:: Objective ::
Extract all lines containing "ylabel".

(Records from a data collection)
◇ ◇ ◇ ◇

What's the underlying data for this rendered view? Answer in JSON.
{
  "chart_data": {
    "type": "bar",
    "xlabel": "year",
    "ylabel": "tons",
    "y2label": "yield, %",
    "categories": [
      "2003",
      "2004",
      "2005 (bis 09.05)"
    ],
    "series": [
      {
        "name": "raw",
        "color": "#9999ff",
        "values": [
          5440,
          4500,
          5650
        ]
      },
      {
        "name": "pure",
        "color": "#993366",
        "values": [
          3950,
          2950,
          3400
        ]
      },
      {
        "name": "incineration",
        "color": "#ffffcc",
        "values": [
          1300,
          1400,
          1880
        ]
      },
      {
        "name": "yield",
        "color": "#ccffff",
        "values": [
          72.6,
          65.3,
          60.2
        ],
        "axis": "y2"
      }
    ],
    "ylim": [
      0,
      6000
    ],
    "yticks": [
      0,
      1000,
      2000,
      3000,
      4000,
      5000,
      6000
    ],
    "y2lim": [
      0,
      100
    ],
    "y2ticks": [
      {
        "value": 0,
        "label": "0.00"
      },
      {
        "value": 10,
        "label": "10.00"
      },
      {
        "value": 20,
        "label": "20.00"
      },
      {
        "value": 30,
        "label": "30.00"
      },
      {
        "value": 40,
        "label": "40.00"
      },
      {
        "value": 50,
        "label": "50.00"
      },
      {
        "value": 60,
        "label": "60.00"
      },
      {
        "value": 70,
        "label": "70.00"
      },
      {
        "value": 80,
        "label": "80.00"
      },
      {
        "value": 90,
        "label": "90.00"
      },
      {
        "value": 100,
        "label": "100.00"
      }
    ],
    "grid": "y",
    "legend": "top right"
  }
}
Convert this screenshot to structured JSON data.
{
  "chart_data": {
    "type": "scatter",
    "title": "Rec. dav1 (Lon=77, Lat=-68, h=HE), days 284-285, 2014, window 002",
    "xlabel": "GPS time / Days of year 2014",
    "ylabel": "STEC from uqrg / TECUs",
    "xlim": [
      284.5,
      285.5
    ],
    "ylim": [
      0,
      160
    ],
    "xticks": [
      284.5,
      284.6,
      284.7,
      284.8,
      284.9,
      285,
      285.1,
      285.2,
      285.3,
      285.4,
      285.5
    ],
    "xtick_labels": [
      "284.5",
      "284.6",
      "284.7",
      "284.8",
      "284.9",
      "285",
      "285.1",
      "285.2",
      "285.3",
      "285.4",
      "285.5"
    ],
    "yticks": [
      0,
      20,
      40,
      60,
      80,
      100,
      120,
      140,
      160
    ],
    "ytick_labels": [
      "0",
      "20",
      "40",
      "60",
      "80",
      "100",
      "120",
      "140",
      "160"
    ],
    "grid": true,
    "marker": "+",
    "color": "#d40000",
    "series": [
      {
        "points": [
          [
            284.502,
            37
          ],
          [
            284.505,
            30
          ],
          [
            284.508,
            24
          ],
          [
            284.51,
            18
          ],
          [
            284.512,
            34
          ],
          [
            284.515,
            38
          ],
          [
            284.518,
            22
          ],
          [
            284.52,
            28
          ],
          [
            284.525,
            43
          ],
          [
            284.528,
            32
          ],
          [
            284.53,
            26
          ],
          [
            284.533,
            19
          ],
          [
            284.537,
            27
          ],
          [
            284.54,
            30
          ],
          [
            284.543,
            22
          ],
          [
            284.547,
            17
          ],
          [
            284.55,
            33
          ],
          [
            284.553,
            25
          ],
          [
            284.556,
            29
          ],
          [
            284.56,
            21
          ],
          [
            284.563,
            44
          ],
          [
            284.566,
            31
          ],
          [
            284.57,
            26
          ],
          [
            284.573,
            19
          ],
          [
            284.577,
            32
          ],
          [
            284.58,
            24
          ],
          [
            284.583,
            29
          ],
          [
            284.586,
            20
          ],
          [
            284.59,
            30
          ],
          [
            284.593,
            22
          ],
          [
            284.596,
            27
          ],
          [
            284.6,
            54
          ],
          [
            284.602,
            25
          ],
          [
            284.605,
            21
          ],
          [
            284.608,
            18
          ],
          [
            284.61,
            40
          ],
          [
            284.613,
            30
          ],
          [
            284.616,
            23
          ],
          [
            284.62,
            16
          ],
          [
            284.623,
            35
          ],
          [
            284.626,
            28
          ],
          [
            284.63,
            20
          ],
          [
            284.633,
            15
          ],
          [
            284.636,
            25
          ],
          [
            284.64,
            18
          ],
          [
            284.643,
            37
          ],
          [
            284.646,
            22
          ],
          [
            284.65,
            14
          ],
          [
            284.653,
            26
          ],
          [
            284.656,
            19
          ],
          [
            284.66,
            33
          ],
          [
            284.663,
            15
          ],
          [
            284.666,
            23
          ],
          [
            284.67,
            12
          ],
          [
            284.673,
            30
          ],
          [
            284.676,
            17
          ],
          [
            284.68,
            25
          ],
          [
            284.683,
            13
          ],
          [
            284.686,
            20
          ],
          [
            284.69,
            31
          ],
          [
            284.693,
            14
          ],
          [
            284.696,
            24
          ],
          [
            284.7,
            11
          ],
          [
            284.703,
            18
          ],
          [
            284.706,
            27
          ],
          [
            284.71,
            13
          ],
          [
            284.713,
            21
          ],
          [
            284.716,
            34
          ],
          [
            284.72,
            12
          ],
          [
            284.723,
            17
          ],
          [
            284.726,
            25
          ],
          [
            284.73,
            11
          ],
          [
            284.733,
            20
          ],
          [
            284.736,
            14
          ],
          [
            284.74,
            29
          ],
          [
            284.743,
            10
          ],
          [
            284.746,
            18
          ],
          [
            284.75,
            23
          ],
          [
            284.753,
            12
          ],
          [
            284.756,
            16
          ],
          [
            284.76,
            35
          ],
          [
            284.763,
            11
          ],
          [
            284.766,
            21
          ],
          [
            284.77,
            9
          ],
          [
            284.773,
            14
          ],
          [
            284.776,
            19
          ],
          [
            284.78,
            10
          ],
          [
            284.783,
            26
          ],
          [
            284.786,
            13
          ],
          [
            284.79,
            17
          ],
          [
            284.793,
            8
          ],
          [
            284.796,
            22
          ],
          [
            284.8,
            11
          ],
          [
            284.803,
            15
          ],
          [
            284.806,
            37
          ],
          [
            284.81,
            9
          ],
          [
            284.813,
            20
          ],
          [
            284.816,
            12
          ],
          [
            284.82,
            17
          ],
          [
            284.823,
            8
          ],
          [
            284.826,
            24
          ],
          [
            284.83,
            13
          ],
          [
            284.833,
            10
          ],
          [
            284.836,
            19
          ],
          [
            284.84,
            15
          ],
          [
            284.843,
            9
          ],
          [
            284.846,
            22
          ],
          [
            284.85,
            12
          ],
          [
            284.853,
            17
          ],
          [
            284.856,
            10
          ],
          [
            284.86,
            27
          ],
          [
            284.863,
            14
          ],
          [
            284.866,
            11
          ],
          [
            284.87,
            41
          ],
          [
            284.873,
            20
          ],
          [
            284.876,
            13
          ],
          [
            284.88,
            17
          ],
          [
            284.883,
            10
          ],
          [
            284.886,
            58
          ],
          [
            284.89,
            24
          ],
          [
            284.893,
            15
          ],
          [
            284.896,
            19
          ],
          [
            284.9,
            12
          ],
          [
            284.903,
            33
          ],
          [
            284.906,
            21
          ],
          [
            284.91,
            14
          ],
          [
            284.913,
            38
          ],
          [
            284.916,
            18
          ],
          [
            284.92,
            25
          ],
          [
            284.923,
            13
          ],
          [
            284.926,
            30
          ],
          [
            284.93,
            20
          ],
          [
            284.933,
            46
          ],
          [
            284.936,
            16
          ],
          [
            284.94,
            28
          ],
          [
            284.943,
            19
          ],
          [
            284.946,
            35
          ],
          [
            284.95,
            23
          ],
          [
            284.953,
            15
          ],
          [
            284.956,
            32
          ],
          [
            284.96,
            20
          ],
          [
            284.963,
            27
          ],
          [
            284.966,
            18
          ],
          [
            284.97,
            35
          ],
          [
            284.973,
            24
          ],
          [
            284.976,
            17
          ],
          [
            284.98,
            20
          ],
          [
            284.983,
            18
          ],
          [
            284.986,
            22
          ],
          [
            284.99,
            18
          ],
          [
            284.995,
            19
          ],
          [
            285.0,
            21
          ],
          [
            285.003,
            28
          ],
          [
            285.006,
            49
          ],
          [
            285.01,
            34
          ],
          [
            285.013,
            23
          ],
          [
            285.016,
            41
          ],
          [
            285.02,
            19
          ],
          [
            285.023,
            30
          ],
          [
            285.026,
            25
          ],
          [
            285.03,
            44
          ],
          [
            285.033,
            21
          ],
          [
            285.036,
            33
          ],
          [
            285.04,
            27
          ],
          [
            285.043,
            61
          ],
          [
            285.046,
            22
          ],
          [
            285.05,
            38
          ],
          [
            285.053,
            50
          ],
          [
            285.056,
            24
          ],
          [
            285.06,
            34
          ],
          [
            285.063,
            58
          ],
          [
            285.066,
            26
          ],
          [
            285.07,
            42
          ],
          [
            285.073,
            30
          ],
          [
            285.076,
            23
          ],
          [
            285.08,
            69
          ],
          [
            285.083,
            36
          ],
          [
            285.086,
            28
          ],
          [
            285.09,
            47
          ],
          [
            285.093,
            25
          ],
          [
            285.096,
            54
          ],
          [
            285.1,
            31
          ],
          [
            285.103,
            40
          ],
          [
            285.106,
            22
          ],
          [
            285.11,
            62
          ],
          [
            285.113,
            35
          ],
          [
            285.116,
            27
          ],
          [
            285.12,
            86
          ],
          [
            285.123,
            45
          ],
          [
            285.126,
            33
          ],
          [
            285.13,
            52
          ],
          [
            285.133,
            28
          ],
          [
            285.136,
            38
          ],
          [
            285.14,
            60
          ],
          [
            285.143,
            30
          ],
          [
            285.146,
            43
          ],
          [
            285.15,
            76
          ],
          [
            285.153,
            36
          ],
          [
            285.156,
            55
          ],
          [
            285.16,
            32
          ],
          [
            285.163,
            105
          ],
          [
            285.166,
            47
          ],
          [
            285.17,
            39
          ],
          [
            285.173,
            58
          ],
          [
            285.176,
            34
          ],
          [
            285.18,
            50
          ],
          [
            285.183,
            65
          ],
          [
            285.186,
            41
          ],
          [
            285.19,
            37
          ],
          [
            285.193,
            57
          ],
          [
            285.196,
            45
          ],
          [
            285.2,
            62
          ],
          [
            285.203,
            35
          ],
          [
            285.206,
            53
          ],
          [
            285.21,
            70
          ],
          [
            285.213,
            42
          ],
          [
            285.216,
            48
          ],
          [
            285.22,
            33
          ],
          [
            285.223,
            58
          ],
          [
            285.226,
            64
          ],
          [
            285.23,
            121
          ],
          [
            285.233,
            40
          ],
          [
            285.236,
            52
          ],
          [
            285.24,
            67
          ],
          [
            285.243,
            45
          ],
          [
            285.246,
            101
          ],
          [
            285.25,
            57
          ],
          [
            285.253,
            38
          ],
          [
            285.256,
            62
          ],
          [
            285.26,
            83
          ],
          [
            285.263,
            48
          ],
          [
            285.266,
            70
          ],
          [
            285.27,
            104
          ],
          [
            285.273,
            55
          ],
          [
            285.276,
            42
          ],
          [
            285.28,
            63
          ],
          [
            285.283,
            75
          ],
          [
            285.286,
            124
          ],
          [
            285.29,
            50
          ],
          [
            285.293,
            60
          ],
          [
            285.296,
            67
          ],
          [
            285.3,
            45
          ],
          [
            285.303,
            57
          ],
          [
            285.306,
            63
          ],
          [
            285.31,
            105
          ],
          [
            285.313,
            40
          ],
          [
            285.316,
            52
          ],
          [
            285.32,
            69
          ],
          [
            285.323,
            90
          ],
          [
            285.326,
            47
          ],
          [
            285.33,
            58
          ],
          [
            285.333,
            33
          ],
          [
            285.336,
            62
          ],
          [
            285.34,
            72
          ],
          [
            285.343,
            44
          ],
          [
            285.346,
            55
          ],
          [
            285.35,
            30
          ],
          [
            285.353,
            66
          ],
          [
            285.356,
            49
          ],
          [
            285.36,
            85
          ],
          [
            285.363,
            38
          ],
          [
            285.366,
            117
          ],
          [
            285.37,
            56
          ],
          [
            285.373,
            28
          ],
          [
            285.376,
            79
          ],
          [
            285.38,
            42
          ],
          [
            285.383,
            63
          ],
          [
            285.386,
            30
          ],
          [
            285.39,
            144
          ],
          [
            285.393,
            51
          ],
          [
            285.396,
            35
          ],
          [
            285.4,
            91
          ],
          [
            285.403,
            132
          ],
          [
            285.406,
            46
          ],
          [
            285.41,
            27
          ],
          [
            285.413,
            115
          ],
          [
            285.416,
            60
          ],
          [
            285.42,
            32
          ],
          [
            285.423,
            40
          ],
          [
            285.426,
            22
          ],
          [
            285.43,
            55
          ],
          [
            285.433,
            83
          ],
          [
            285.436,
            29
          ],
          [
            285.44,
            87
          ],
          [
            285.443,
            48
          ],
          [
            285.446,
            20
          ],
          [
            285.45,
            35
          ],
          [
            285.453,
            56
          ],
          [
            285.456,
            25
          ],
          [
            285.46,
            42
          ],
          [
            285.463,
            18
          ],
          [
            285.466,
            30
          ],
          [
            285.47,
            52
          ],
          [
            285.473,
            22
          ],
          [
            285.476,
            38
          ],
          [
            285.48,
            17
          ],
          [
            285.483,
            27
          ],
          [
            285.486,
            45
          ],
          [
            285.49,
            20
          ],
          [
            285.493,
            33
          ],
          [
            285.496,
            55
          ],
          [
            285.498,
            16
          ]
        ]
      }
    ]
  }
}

◇ ◇ ◇ ◇

:: Exercise result ::
    "ylabel": "tons",
    "ylabel": "STEC from uqrg / TECUs",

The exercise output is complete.